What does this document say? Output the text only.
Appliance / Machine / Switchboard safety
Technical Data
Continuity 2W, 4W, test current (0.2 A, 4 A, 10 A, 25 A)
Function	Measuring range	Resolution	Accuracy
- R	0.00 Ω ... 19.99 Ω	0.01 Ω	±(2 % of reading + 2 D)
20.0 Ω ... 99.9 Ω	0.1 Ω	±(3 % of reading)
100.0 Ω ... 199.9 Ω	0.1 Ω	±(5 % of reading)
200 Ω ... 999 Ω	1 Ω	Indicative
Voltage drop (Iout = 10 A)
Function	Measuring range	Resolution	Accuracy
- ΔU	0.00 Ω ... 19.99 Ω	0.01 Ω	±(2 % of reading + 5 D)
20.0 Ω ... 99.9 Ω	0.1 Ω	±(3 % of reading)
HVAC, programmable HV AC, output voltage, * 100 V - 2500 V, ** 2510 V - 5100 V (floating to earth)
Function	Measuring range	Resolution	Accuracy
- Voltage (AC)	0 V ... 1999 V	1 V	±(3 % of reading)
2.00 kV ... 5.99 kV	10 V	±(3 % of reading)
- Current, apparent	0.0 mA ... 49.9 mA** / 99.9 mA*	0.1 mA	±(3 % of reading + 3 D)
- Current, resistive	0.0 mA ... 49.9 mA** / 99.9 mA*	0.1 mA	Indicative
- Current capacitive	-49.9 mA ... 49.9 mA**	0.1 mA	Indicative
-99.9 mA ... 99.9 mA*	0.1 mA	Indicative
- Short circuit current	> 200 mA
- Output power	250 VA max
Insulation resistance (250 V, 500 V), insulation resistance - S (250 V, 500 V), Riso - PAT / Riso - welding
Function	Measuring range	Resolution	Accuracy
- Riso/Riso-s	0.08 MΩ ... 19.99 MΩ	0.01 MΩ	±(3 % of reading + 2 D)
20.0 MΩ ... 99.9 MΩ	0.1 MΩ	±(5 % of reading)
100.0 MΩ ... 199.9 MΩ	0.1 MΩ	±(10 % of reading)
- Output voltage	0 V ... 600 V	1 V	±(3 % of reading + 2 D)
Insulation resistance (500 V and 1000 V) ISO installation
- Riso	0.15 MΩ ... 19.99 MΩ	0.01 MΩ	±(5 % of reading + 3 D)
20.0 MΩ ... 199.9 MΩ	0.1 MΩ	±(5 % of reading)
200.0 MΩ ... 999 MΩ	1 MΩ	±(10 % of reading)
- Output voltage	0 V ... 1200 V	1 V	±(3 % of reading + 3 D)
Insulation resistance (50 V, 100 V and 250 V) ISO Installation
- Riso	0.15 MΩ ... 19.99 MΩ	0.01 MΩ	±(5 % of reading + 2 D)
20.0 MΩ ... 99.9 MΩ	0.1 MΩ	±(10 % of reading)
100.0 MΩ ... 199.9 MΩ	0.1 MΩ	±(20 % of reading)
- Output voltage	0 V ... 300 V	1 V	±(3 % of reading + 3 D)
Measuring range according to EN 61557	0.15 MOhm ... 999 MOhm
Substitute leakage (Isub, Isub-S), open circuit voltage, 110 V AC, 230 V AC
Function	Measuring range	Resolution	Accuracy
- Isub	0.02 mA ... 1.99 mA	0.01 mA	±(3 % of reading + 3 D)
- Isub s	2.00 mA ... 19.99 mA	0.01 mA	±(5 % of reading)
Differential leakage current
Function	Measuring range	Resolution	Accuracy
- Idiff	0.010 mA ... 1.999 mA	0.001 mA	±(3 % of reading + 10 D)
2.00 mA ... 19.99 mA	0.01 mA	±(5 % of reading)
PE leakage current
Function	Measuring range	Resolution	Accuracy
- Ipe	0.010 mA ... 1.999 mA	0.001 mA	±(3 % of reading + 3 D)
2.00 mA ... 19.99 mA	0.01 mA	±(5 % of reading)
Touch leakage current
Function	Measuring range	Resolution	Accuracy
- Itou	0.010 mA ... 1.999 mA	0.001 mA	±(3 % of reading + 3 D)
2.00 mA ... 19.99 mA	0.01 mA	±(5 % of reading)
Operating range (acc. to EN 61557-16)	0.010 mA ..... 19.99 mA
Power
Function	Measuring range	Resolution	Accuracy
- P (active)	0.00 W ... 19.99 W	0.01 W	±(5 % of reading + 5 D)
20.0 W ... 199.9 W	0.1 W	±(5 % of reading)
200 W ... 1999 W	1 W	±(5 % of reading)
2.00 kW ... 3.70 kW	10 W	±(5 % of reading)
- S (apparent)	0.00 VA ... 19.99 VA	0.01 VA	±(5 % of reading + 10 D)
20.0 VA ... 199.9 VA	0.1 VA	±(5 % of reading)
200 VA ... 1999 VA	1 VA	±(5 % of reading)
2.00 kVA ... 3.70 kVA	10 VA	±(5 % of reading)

----------

[AIM OF THE EXERCISE] Check each line above for the word "Riso", and copy the lines where it appears.

[RESULT OF THIS EXERCISE]
Insulation resistance (250 V, 500 V), insulation resistance - S (250 V, 500 V), Riso - PAT / Riso - welding
- Riso/Riso-s	0.08 MΩ ... 19.99 MΩ	0.01 MΩ	±(3 % of reading + 2 D)
- Riso	0.15 MΩ ... 19.99 MΩ	0.01 MΩ	±(5 % of reading + 3 D)
- Riso	0.15 MΩ ... 19.99 MΩ	0.01 MΩ	±(5 % of reading + 2 D)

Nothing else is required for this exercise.